Instruction a:
According to the Postgres search text, what does ts_rank_cd measure when ranking documents?

Text provided:
------------------------------------------------------------------------

Postgres 12 added stored generated columns, and they fix everything wrong with the trigger approach.

SQL

ALTER TABLE articles
    ADD COLUMN search_vector tsvector
    GENERATED ALWAYS AS (
        setweight(to_tsvector('english', coalesce(title, '')), 'A') ||
        setweight(to_tsvector('english', coalesce(body,  '')), 'B')
    ) STORED;

CREATE INDEX articles_search_idx ON articles USING GIN (search_vector);

The column is part of the schema. There's no trigger to forget about. Anyone reading the table definition can see exactly how the search vector is built. Inserts and updates can't accidentally write the wrong value because they can't write to it at all: GENERATED ALWAYS rejects direct writes.

If you're on Postgres 12 or later (a supported version at time of writing), this is the right answer. If you have an existing trigger-based system, migrating is straightforward: drop the trigger, add the generated column, drop the old physical column, rename. The application code doesn't change.

The one constraint: the generation expression has to be immutable, which means you can't use to_tsvector(text, text) with a configuration that's stored in a row: you have to hardcode the configuration as a literal. For multi-language tables that store user-selected language per row, generated columns don't quite work and you fall back to triggers.

Comparison of three tsvector storage strategies: on-the-fly sequential scan, trigger-maintained column, and Postgres 12 generated column (recommended)

Ranking: ts_rank vs ts_rank_cd, And What The Numbers Actually Mean

A search that returns the right rows in the wrong order is barely better than one that returns nothing.

Postgres has two ranking functions: ts_rank and ts_rank_cd. They both take a tsvector, a tsquery, and (optionally) a weights array and a normalisation flag, and they both return a float4 between 0 and 1-ish.

SQL

SELECT id, title,
       ts_rank(search_vector, query) AS rank
FROM articles, plainto_tsquery('english', 'postgres indexes') AS query
WHERE search_vector @@ query
ORDER BY rank DESC
LIMIT 20;

ts_rank looks at frequency: how often each query lexeme appears in the document, weighted by which weight class it landed in (A, B, C, D). More mentions = higher rank.

ts_rank_cd (cover density) looks at proximity: how close the query lexemes are to each other in the document. A document where "postgres" and "indexes" appear next to each other ranks higher than one where they're paragraphs apart, even if both contain the words the same number of times.

For most general search, ts_rank is the safer default. ts_rank_cd shines when phrases matter: product names, person names, technical terms that should appear together. But it can produce surprising results when the query terms are common.

------------------------------------------------------------------------

Task inputs:
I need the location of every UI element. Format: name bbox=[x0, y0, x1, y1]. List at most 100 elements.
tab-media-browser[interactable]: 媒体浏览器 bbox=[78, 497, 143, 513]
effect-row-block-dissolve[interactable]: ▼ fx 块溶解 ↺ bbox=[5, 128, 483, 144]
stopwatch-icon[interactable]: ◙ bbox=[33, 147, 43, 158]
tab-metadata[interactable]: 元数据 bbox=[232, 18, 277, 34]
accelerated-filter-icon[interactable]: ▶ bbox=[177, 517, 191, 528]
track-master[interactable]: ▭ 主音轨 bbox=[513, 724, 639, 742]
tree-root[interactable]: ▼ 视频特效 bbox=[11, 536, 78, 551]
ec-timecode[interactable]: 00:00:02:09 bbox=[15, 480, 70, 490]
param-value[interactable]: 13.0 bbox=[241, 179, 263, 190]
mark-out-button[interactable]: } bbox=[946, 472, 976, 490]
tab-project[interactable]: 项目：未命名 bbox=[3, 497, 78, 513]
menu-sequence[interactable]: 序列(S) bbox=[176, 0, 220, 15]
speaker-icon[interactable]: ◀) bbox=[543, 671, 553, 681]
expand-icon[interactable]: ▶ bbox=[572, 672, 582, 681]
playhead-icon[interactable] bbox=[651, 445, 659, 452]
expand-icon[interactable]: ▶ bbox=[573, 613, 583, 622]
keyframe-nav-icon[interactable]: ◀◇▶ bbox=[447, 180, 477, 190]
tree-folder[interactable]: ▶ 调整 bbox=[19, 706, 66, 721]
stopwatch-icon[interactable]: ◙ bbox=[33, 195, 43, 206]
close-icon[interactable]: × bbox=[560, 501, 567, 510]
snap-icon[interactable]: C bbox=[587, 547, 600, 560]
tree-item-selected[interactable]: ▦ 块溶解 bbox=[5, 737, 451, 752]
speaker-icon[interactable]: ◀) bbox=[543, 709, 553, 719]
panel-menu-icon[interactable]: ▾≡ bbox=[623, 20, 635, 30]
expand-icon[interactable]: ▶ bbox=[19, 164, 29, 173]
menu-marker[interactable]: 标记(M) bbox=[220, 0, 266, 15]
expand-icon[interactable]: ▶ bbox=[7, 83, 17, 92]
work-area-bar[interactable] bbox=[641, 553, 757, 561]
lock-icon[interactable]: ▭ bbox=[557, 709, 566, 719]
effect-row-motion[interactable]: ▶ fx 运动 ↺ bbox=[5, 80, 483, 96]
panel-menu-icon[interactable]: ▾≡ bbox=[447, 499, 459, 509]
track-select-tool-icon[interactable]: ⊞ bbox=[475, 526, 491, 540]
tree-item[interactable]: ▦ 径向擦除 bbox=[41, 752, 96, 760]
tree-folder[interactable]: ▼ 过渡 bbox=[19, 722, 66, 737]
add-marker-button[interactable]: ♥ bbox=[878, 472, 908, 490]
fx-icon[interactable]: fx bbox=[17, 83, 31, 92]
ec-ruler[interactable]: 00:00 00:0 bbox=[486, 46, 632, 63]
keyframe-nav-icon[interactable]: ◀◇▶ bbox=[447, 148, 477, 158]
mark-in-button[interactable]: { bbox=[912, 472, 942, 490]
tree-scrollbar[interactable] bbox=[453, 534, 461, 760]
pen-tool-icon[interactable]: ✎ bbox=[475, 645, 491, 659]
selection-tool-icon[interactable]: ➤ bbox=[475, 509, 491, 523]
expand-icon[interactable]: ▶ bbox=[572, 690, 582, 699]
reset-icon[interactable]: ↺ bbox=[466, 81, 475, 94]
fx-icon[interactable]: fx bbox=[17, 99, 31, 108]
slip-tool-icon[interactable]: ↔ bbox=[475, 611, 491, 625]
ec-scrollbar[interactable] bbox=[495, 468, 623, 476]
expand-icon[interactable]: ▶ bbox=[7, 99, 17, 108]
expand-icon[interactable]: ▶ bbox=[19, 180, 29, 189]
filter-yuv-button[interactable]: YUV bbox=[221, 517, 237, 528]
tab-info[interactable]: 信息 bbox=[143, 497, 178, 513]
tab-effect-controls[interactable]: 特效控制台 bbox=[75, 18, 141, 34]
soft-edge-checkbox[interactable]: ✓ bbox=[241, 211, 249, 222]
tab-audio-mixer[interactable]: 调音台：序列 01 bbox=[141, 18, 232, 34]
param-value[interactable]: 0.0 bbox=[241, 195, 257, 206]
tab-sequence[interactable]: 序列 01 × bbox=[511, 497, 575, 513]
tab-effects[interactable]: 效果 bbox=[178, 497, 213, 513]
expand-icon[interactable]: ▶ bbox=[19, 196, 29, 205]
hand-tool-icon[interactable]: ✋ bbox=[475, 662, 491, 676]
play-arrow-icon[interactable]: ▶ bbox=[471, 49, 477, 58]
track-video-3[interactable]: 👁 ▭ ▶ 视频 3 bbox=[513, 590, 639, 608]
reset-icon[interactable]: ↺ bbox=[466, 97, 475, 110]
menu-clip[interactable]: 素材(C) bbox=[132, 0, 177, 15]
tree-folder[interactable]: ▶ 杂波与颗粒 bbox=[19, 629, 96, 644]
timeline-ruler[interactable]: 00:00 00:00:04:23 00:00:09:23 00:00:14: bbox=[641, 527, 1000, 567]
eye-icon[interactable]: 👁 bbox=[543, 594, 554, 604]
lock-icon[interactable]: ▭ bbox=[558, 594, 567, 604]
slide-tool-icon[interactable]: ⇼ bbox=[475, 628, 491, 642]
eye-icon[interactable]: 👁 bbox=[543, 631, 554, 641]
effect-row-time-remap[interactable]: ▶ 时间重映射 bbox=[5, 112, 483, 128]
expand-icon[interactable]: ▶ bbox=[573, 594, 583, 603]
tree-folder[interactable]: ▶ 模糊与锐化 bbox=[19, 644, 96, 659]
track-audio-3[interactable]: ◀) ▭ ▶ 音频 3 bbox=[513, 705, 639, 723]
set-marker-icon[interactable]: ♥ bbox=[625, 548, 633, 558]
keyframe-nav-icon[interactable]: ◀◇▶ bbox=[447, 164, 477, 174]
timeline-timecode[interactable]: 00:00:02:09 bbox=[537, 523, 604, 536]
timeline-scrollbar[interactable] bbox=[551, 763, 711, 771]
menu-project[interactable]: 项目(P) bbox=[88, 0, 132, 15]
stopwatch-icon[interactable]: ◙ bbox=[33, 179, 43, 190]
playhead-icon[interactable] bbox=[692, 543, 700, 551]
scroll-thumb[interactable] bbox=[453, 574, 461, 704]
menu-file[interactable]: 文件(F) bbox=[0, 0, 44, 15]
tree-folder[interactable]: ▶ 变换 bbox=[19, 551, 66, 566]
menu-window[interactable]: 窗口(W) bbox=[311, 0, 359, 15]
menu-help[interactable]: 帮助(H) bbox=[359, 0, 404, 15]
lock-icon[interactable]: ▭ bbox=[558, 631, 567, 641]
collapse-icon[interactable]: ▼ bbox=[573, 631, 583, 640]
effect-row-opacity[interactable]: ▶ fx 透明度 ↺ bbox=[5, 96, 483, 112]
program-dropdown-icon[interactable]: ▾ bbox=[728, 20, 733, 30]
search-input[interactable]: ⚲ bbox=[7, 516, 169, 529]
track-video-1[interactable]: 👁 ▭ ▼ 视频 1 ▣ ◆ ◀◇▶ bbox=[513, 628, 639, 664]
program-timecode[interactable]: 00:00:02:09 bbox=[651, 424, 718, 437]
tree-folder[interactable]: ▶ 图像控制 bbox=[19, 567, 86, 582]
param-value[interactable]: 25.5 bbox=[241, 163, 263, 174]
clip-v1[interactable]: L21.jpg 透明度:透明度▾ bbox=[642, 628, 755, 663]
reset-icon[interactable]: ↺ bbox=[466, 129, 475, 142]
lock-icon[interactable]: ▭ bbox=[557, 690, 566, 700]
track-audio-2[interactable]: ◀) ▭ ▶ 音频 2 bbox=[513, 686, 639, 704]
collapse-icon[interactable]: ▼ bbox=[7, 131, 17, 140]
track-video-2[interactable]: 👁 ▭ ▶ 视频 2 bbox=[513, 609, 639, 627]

------------------------------------------------------------------------

Instruction b:
Report every line of the records above that holds the string "speaker", copying each line in full. Case counts.

Complete output a:
It measures proximity: how close the query lexemes are to each other in the document.

Complete output b:
speaker-icon[interactable]: ◀) bbox=[543, 671, 553, 681]
speaker-icon[interactable]: ◀) bbox=[543, 709, 553, 719]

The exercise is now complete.